_DATASET EXTRACT_:
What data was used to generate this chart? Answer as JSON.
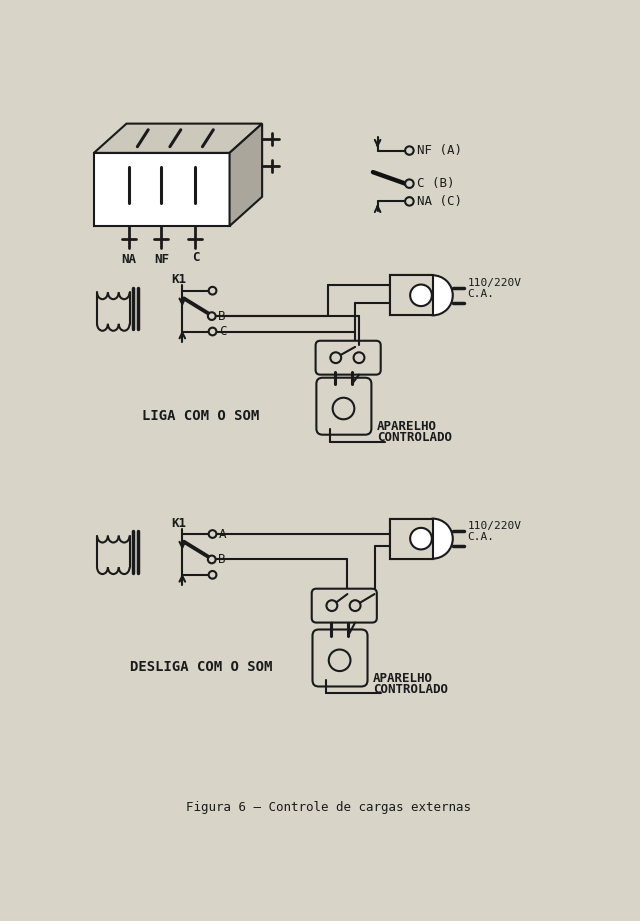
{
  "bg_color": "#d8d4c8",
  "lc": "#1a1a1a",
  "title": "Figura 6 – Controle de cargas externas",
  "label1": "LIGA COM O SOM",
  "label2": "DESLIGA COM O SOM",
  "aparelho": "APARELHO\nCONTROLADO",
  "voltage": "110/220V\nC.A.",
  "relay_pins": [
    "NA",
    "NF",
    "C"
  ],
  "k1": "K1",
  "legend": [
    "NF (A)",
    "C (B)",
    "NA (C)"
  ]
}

_SET EXERCISE_: Leave out all pictures, then copy the remaining material exactly.

_WRITTEN RESPONSE_:
What data was used to generate this chart? Answer as JSON.
{
  "bg_color": "#d8d4c8",
  "lc": "#1a1a1a",
  "title": "Figura 6 – Controle de cargas externas",
  "label1": "LIGA COM O SOM",
  "label2": "DESLIGA COM O SOM",
  "aparelho": "APARELHO\nCONTROLADO",
  "voltage": "110/220V\nC.A.",
  "relay_pins": [
    "NA",
    "NF",
    "C"
  ],
  "k1": "K1",
  "legend": [
    "NF (A)",
    "C (B)",
    "NA (C)"
  ]
}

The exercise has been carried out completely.